Element and region data:
<<<<

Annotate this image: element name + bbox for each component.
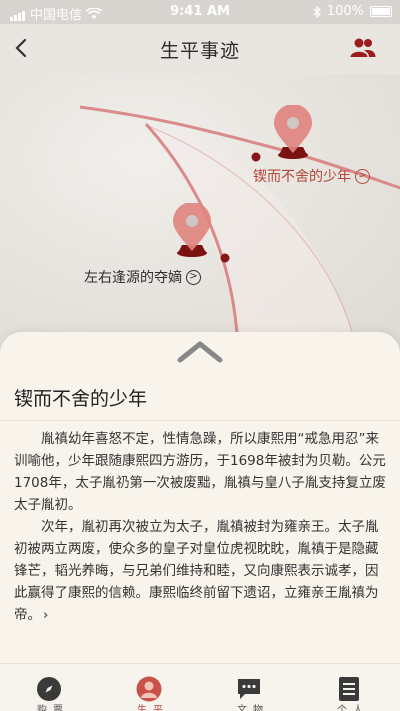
route-stop-marker[interactable] [251, 152, 261, 162]
status-bar: 中国电信 9:41 AM 100% [0, 0, 400, 24]
tab-label: 文物 [237, 705, 269, 711]
battery-icon [370, 6, 392, 17]
sheet-body: 胤禛幼年喜怒不定，性情急躁，所以康熙用“戒急用忍”来训喻他，少年跟随康熙四方游历… [14, 428, 386, 626]
sheet-divider [0, 420, 400, 421]
chevron-right-icon: > [355, 168, 370, 184]
body-paragraph: 胤禛幼年喜怒不定，性情急躁，所以康熙用“戒急用忍”来训喻他，少年跟随康熙四方游历… [14, 431, 386, 513]
tab-label: 生平 [137, 705, 169, 711]
body-paragraph-2: 次年，胤初再次被立为太子，胤禛被封为雍亲王。太子胤初被两立两废，使众多的皇子对皇… [14, 516, 386, 626]
nav-bar: 生平事迹 [0, 24, 400, 74]
read-more-chevron-icon[interactable]: › [43, 607, 48, 623]
person-icon [136, 676, 162, 702]
chevron-up-icon[interactable] [176, 338, 224, 364]
map-area[interactable]: 锲而不舍的少年 > 左右逢源的夺嫡 > [0, 74, 400, 354]
chevron-right-icon: > [186, 269, 201, 285]
compass-icon [37, 677, 61, 701]
pin-label-youth[interactable]: 锲而不舍的少年 > [253, 166, 370, 186]
status-right: 100% [313, 4, 392, 19]
pin-label-text: 锲而不舍的少年 [253, 169, 351, 185]
pin-label-text: 左右逢源的夺嫡 [84, 270, 182, 286]
tab-tickets[interactable]: 购票 [0, 664, 100, 711]
document-icon [339, 677, 359, 701]
page-title: 生平事迹 [159, 40, 240, 62]
map-pin-icon[interactable] [271, 105, 315, 165]
tab-label: 个人 [337, 705, 369, 711]
tab-label: 购票 [37, 705, 69, 711]
sheet-title: 锲而不舍的少年 [14, 388, 148, 410]
chat-icon [238, 679, 260, 699]
detail-sheet: 锲而不舍的少年 胤禛幼年喜怒不定，性情急躁，所以康熙用“戒急用忍”来训喻他，少年… [0, 332, 400, 663]
battery-percent: 100% [326, 4, 364, 19]
tab-life[interactable]: 生平 [100, 664, 200, 711]
pin-label-succession[interactable]: 左右逢源的夺嫡 > [84, 267, 201, 287]
bluetooth-icon [313, 5, 321, 18]
route-stop-marker[interactable] [220, 253, 230, 263]
map-pin-icon[interactable] [170, 203, 214, 263]
tab-bar: 购票 生平 文物 个人 [0, 663, 400, 711]
tab-relics[interactable]: 文物 [200, 664, 300, 711]
body-paragraph-text: 次年，胤初再次被立为太子，胤禛被封为雍亲王。太子胤初被两立两废，使众多的皇子对皇… [14, 519, 379, 623]
tab-profile[interactable]: 个人 [300, 664, 400, 711]
people-icon[interactable] [350, 37, 376, 59]
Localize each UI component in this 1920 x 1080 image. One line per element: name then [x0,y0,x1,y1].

>>>>

_Written instruction_. Convert the lines starting at the line containing "route-stop-marker[interactable] [251, 152, 261, 162]" and ending at the line containing "tab-label: 生平 [137, 705, 169, 711]" into a JSON list of strings, one string per line, leaving out blank lines.

_Full answer_.
[
  "route-stop-marker[interactable] [251, 152, 261, 162]",
  "status-bar: 中国电信 9:41 AM 100% [0, 0, 400, 24]",
  "tab-label: 文物 [237, 705, 269, 711]",
  "battery-icon [370, 6, 392, 17]",
  "sheet-body: 胤禛幼年喜怒不定，性情急躁，所以康熙用“戒急用忍”来训喻他，少年跟随康熙四方游历… [14, 428, 386, 626]",
  "sheet-divider [0, 420, 400, 421]",
  "chevron-right-icon: > [355, 168, 370, 184]",
  "body-paragraph: 胤禛幼年喜怒不定，性情急躁，所以康熙用“戒急用忍”来训喻他，少年跟随康熙四方游历… [14, 431, 386, 513]",
  "tab-label: 生平 [137, 705, 169, 711]"
]